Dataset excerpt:
· · ·
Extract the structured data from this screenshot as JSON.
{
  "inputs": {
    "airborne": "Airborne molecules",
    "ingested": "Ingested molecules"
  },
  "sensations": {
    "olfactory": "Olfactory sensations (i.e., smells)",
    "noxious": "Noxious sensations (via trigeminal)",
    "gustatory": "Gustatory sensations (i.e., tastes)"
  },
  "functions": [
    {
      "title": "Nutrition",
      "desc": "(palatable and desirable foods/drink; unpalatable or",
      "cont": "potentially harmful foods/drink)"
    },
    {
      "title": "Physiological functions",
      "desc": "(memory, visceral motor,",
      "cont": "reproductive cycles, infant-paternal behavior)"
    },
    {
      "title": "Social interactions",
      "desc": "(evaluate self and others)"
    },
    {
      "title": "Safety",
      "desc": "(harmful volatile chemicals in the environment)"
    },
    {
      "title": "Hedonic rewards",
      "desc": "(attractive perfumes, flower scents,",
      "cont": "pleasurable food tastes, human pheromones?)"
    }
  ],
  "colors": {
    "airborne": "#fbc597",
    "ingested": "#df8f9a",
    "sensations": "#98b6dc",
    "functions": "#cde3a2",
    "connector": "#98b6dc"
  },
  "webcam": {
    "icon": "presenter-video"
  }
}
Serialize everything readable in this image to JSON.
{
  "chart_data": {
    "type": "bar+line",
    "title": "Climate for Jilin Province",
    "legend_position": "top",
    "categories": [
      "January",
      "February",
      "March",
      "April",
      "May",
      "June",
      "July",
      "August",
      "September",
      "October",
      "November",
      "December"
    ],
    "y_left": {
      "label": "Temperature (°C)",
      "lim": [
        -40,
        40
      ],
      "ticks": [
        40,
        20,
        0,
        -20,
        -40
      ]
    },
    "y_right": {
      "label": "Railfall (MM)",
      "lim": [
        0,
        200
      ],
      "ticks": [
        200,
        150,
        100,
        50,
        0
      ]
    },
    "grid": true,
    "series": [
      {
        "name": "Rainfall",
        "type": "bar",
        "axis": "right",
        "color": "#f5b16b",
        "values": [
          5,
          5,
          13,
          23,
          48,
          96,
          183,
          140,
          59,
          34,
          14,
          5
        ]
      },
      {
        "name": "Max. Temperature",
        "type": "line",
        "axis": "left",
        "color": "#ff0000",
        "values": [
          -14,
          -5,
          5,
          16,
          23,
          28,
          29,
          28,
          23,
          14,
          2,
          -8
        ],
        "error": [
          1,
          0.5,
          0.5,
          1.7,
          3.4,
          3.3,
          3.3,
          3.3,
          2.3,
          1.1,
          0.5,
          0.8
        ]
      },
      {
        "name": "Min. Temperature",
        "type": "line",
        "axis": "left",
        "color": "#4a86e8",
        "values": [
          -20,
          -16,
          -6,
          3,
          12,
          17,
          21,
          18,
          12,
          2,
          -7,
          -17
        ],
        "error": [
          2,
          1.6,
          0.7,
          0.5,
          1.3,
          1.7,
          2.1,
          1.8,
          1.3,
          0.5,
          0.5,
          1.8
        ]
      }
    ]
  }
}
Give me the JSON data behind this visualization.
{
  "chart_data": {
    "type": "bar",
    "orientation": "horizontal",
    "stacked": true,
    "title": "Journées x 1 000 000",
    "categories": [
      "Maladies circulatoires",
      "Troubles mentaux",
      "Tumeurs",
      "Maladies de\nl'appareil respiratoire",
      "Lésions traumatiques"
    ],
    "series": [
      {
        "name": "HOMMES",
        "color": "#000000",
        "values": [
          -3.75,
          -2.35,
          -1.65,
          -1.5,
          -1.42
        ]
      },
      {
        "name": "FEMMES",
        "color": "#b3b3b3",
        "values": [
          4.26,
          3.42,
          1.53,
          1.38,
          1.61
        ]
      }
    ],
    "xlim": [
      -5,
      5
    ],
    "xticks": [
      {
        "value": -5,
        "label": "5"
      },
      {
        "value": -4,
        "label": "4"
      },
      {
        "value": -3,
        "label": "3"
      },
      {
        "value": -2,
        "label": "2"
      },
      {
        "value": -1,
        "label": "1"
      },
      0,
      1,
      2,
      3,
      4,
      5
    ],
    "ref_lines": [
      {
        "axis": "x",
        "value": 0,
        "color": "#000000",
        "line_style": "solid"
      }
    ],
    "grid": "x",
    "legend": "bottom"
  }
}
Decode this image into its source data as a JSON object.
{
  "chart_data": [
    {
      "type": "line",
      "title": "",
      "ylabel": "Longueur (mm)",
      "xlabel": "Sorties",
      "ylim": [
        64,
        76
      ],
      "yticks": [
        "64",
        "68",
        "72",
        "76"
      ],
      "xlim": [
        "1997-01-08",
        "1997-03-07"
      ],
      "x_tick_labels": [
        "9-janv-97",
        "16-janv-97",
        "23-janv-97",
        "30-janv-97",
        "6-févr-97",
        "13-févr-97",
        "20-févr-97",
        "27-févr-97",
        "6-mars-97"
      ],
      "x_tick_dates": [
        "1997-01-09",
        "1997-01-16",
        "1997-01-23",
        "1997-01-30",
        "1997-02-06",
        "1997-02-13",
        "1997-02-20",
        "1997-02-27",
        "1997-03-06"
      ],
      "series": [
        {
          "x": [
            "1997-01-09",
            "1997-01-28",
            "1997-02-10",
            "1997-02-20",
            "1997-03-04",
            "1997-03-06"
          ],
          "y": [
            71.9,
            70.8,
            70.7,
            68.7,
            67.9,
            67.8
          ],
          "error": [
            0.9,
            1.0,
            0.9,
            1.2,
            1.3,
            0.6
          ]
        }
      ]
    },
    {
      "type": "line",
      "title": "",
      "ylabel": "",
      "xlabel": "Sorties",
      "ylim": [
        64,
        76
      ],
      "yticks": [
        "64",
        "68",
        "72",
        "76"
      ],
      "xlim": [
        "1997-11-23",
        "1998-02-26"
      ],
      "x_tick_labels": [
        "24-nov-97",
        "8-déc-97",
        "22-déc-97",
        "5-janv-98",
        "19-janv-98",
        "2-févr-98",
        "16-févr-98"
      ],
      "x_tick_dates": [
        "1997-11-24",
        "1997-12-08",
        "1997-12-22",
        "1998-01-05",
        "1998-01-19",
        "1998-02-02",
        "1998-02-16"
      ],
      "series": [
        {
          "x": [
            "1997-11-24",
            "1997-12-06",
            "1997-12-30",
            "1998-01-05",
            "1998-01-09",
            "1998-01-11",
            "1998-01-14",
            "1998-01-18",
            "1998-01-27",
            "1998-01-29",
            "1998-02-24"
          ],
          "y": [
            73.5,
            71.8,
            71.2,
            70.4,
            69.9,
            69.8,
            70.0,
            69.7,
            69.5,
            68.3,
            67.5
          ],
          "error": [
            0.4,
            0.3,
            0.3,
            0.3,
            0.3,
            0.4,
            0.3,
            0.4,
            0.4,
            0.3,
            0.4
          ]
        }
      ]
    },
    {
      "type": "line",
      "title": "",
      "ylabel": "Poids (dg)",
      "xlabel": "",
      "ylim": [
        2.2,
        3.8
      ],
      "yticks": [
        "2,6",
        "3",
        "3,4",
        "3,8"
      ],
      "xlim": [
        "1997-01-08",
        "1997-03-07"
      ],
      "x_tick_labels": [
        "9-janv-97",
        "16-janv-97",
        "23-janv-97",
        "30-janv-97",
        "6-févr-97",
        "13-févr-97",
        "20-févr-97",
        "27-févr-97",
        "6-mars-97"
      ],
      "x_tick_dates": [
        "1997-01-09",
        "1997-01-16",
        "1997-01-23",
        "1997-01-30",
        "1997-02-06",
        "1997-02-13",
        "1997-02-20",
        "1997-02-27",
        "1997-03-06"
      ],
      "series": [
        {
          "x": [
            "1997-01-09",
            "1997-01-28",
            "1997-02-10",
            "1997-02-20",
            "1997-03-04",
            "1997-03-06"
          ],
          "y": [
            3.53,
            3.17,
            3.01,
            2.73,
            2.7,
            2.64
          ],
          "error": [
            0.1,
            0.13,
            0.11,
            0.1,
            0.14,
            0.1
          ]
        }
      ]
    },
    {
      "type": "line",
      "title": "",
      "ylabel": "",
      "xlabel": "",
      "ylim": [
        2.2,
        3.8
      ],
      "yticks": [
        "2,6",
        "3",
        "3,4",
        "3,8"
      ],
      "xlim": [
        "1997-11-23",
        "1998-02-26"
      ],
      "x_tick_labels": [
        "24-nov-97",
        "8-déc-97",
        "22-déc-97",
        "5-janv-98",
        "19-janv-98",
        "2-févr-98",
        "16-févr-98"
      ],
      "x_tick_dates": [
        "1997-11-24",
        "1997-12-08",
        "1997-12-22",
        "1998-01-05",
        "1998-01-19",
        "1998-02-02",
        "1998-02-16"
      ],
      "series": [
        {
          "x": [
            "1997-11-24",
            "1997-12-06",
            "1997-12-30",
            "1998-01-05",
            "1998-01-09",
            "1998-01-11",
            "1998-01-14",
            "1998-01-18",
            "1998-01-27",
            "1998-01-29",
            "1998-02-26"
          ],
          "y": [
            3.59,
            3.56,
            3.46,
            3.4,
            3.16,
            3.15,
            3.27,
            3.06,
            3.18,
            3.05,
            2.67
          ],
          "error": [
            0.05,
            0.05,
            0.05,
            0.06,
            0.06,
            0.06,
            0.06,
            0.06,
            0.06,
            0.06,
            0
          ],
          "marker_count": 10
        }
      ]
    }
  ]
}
· · ·
EXERCISE OBJECTIVE:
Reply with one number only: the count of lines in the entries that contain "ylabel".

THE REPLY:
4